STATED EXERCISE
For each line below that contains the string "image", copy that line.

--- start of DATASET ---

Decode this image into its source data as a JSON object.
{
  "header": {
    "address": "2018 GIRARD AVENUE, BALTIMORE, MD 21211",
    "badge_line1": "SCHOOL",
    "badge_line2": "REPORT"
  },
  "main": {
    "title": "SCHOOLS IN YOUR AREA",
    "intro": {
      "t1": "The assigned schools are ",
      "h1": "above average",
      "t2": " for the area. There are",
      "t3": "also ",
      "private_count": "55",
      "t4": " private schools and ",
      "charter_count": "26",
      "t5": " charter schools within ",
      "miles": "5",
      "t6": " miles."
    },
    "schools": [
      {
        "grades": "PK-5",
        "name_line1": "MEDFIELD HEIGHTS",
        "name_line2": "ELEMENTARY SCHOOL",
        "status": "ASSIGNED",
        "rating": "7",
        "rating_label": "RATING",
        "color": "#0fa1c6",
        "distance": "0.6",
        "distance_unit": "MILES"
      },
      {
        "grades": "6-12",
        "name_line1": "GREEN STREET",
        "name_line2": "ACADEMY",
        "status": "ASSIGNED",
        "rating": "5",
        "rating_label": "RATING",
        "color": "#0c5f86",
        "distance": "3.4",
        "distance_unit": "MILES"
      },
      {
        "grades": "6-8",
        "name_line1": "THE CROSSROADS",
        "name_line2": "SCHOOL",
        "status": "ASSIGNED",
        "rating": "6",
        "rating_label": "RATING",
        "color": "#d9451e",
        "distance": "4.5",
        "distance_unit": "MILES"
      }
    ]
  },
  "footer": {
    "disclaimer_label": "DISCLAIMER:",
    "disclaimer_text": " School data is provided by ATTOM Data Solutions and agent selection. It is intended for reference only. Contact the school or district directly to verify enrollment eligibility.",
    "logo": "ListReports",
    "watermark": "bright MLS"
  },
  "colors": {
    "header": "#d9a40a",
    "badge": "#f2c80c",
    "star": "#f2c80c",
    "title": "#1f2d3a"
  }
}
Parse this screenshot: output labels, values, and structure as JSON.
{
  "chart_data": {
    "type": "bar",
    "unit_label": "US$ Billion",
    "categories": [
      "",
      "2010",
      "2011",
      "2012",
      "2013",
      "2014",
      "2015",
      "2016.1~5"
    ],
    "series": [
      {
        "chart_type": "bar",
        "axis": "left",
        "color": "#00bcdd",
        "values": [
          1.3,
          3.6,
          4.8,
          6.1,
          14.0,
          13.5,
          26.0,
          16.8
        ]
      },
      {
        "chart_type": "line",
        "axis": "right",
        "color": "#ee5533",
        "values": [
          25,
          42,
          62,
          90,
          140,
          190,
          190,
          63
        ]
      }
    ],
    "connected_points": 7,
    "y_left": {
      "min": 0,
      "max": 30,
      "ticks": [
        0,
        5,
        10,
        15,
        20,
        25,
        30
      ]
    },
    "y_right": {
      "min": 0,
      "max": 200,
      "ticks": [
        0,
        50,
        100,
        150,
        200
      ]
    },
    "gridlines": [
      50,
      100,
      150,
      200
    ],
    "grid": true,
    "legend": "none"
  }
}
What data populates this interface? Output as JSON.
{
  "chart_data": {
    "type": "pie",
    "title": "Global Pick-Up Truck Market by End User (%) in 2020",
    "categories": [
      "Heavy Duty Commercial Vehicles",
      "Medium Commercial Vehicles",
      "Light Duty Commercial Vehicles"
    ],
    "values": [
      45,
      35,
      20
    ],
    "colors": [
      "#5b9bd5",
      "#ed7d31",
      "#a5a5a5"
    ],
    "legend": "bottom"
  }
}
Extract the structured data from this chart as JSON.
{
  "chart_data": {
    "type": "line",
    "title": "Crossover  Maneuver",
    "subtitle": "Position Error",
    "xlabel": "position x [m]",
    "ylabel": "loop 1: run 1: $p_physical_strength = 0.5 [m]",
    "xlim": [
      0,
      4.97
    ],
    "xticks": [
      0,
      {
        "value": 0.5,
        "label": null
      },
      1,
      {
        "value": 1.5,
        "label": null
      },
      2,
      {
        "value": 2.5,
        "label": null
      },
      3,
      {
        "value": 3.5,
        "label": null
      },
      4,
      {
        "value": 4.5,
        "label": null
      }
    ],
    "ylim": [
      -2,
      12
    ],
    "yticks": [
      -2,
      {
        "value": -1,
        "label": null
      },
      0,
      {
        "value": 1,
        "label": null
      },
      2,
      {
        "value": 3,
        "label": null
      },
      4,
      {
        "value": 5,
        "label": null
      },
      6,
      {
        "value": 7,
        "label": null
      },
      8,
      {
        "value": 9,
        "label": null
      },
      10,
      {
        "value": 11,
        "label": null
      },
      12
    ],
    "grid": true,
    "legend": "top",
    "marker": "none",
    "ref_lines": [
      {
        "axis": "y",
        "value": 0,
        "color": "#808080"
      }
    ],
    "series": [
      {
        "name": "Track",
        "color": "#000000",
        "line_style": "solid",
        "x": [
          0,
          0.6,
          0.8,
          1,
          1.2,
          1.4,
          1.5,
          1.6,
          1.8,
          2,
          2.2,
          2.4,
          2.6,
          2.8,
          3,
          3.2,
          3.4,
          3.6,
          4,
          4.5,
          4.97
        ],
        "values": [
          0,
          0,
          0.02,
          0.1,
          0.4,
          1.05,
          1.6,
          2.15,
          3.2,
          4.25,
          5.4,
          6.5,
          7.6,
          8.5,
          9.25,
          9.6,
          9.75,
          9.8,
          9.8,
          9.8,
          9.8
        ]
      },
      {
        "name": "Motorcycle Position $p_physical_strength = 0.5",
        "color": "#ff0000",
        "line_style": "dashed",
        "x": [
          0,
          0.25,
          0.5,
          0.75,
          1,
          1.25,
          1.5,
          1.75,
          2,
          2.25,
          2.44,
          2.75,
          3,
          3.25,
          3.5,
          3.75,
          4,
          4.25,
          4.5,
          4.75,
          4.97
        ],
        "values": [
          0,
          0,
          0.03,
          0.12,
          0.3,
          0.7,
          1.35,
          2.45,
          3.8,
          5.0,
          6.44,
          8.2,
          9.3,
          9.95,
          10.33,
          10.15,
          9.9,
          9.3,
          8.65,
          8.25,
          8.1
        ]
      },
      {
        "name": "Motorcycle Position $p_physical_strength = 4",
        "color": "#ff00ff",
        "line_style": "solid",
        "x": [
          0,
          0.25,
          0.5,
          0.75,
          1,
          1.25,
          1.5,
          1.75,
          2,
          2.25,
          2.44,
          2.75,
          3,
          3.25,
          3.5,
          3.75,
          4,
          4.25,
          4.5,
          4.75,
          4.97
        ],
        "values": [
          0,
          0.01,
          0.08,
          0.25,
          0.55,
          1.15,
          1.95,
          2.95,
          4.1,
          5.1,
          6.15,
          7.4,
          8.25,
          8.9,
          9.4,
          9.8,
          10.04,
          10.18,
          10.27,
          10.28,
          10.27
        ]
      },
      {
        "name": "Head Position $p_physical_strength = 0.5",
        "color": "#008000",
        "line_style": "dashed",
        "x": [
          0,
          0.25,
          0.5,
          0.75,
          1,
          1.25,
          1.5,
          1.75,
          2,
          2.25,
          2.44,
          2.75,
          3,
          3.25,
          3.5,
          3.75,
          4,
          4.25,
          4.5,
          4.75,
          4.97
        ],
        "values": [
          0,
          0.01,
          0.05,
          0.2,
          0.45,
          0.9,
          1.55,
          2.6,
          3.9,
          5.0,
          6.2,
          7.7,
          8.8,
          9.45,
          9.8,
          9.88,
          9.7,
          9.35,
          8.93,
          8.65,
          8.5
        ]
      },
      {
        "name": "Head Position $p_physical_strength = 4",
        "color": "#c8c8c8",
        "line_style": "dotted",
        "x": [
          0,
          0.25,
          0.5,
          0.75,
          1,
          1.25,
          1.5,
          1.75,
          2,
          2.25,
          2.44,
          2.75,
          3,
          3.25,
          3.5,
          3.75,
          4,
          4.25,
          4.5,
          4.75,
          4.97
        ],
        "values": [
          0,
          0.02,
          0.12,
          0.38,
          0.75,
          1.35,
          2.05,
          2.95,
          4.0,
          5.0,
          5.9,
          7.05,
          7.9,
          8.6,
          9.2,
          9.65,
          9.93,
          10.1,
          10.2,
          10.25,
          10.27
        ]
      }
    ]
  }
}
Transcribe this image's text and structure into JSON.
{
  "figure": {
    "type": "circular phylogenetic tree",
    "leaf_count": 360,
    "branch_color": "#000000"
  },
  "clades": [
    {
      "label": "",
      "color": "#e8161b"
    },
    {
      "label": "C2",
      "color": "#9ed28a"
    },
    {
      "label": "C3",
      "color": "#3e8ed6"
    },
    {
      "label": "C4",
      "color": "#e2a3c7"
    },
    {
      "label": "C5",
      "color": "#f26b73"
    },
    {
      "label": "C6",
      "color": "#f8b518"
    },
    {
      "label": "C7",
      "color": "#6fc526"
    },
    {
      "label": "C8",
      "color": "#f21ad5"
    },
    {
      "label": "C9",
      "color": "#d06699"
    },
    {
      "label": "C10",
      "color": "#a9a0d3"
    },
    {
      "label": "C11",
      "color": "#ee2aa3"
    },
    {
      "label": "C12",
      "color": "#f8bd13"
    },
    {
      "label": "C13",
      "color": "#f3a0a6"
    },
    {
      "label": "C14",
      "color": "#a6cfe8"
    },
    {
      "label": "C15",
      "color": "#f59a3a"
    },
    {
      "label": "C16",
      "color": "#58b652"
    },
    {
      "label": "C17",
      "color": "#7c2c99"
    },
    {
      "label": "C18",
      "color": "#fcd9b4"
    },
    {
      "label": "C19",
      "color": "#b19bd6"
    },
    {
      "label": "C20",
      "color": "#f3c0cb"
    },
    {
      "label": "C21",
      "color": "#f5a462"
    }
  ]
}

--- end of DATASET ---

FULL ANSWER
Decode this image into its source data as a JSON object.
Transcribe this image's text and structure into JSON.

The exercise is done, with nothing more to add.